- Written instruction -
Pick out every line of the entries below where "physical" occurs, and copy those lines.

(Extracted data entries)
##########

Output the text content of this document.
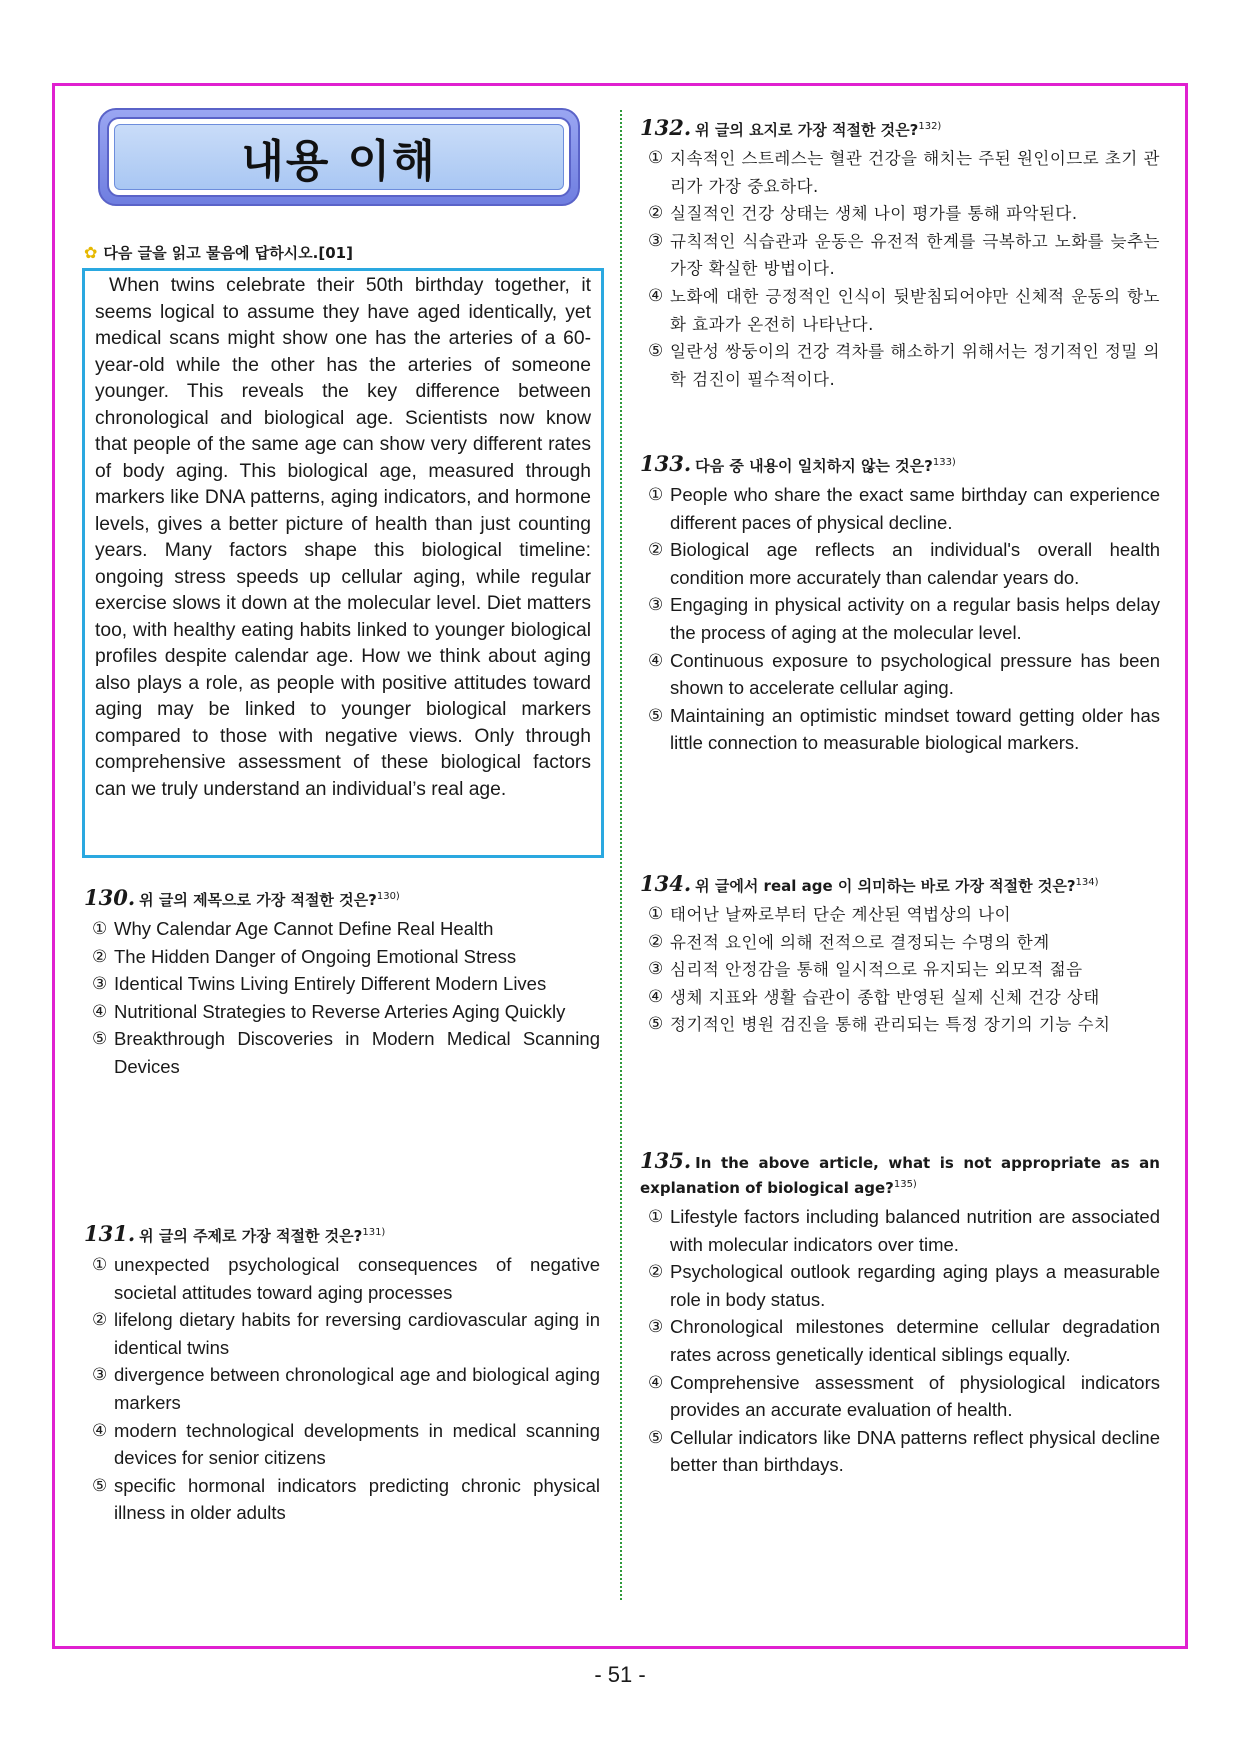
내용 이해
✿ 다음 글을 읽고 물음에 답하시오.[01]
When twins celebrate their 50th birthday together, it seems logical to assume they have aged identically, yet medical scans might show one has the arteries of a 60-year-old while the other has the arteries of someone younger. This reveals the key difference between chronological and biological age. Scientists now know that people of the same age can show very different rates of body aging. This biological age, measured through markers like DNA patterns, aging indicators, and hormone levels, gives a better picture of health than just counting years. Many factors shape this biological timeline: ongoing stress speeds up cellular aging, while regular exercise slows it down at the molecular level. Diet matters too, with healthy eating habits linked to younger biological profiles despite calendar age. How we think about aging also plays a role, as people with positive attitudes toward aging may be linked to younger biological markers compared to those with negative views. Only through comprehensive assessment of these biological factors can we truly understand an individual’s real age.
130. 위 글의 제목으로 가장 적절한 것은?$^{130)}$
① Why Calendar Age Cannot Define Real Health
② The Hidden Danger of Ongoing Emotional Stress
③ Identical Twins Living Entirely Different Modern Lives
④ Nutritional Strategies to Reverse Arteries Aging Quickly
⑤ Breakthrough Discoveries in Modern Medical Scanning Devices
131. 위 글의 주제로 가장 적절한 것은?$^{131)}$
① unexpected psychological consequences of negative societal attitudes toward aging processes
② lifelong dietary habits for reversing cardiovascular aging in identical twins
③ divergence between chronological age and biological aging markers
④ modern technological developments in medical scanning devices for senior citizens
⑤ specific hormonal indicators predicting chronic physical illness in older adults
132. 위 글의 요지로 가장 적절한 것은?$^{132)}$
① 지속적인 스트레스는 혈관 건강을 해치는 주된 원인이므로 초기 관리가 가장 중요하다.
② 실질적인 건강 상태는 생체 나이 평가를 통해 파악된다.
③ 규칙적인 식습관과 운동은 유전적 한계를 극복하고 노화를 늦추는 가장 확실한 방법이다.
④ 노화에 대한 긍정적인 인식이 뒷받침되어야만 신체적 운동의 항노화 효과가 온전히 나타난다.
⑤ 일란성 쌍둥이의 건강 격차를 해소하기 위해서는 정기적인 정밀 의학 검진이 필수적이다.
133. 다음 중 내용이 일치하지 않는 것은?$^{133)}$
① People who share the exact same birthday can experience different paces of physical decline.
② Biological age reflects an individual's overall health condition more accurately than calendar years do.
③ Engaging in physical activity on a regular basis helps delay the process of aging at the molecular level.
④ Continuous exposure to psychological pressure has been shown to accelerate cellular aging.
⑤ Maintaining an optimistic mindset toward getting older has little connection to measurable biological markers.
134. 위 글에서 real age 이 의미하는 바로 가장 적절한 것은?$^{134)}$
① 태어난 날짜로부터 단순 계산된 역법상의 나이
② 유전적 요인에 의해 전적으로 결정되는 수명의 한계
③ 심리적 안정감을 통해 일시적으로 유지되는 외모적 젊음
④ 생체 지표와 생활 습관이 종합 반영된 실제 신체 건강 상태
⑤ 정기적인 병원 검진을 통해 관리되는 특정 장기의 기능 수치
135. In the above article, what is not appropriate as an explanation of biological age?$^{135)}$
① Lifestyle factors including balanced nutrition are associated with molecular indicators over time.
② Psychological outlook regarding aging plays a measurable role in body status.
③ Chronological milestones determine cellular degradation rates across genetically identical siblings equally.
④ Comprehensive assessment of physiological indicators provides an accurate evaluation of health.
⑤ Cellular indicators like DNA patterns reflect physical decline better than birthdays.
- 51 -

##########

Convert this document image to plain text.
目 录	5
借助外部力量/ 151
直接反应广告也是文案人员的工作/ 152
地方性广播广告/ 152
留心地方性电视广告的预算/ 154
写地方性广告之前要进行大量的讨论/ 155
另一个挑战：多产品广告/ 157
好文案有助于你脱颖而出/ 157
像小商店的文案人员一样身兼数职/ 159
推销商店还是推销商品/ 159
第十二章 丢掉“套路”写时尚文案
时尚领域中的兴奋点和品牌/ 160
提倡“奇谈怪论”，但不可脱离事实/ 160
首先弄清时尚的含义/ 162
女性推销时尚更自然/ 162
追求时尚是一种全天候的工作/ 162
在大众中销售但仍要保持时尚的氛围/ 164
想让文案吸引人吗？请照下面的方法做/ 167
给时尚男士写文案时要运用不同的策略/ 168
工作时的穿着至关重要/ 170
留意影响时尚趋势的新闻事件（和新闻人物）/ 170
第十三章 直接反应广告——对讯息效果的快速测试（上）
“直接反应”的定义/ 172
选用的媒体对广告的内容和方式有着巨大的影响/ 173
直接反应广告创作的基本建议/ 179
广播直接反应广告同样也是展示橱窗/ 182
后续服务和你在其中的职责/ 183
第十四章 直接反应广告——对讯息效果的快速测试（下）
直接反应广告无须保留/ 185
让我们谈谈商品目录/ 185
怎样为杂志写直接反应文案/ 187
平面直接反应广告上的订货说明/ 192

##########

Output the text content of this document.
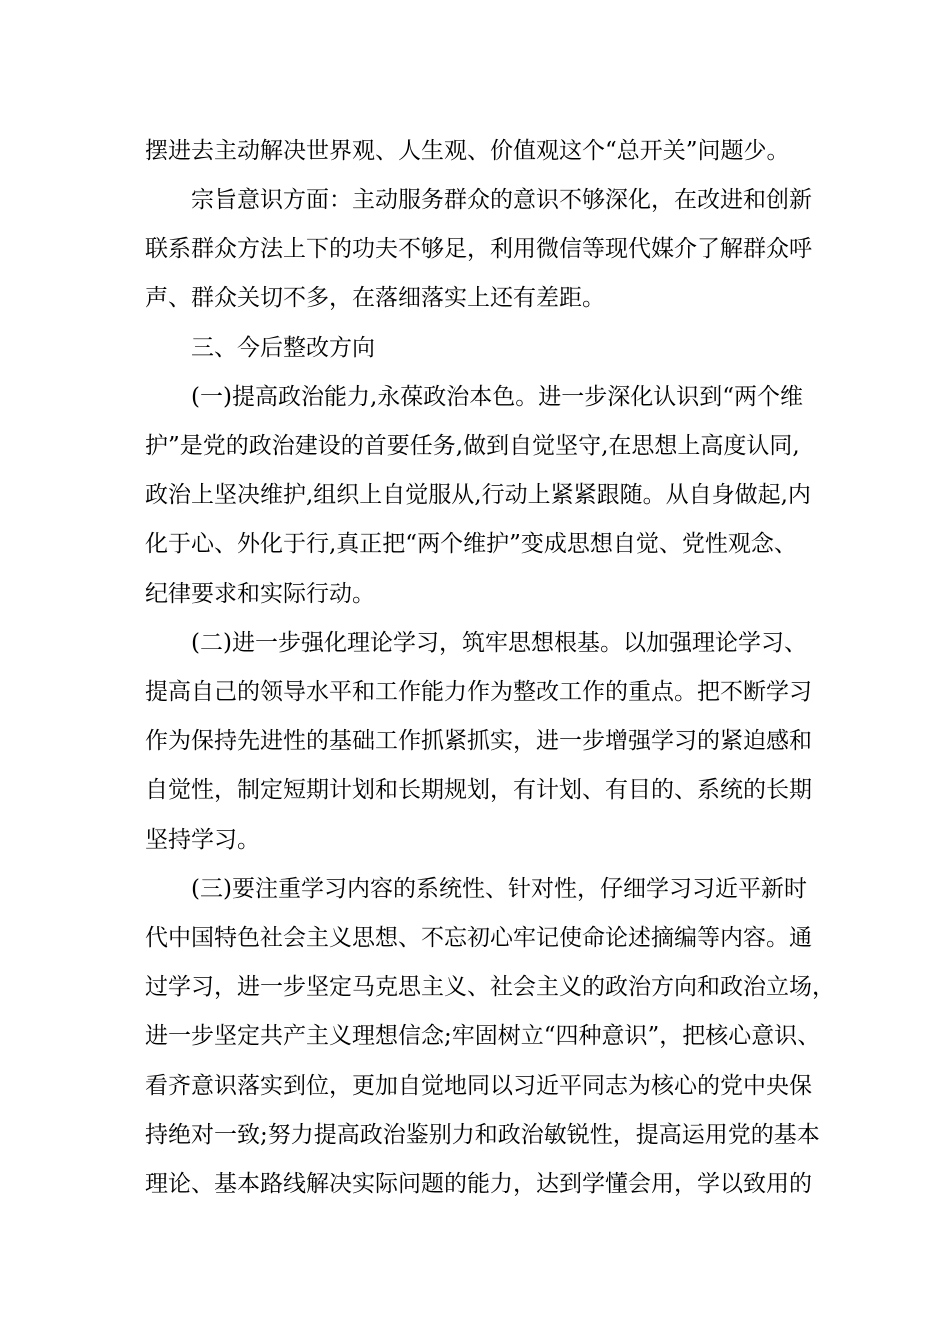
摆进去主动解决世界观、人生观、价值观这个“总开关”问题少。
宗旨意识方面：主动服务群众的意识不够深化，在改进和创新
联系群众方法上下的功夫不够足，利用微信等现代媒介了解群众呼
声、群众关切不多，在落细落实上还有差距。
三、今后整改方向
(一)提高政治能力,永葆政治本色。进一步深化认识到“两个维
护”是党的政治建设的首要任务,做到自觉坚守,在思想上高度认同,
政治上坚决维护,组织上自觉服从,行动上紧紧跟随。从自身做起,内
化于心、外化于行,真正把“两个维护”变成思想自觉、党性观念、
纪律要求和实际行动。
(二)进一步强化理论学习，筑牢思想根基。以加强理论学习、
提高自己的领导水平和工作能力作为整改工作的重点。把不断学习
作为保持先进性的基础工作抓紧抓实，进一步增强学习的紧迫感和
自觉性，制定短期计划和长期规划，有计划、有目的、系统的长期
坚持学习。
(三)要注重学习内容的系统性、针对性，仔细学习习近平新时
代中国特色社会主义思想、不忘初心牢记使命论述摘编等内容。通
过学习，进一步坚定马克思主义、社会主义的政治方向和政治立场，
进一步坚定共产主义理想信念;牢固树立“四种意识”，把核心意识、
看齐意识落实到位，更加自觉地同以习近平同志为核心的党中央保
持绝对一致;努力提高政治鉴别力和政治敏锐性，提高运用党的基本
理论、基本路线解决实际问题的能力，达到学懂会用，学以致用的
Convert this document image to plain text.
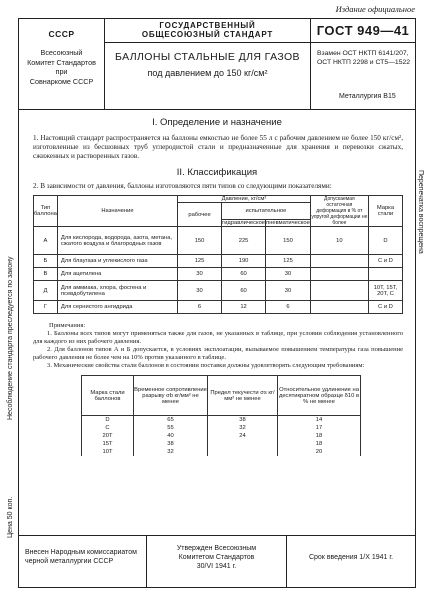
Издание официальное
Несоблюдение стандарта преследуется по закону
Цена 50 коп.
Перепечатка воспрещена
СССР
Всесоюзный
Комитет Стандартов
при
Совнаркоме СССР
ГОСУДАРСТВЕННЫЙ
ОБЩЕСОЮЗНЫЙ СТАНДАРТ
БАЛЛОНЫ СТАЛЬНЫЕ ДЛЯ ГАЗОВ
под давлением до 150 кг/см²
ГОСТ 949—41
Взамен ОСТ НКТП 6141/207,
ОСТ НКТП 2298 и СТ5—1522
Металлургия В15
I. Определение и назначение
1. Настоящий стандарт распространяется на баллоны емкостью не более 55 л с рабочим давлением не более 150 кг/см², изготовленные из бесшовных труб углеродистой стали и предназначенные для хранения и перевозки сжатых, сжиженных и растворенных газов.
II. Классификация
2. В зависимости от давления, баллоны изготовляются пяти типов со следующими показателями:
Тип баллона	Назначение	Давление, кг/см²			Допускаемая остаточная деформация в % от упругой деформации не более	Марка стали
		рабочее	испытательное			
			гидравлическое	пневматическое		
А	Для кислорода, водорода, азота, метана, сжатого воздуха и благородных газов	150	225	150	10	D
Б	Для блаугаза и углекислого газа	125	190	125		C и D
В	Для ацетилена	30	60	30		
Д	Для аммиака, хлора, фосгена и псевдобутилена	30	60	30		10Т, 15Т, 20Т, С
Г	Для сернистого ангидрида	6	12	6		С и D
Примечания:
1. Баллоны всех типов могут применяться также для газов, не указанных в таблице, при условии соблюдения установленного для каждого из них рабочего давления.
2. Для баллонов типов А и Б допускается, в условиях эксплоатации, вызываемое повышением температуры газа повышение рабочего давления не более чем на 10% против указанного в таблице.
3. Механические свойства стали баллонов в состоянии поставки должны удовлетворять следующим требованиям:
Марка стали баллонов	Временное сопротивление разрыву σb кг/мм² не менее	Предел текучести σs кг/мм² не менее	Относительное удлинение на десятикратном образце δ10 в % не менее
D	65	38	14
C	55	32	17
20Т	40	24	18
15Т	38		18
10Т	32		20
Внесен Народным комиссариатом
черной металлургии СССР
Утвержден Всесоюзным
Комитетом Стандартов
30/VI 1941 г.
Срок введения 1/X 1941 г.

##########

- Completed exercise -
⑤ specific hormonal indicators predicting chronic physical illness in older adults
① People who share the exact same birthday can experience different paces of physical decline.
③ Engaging in physical activity on a regular basis helps delay the process of aging at the molecular level.
⑤ Cellular indicators like DNA patterns reflect physical decline better than birthdays.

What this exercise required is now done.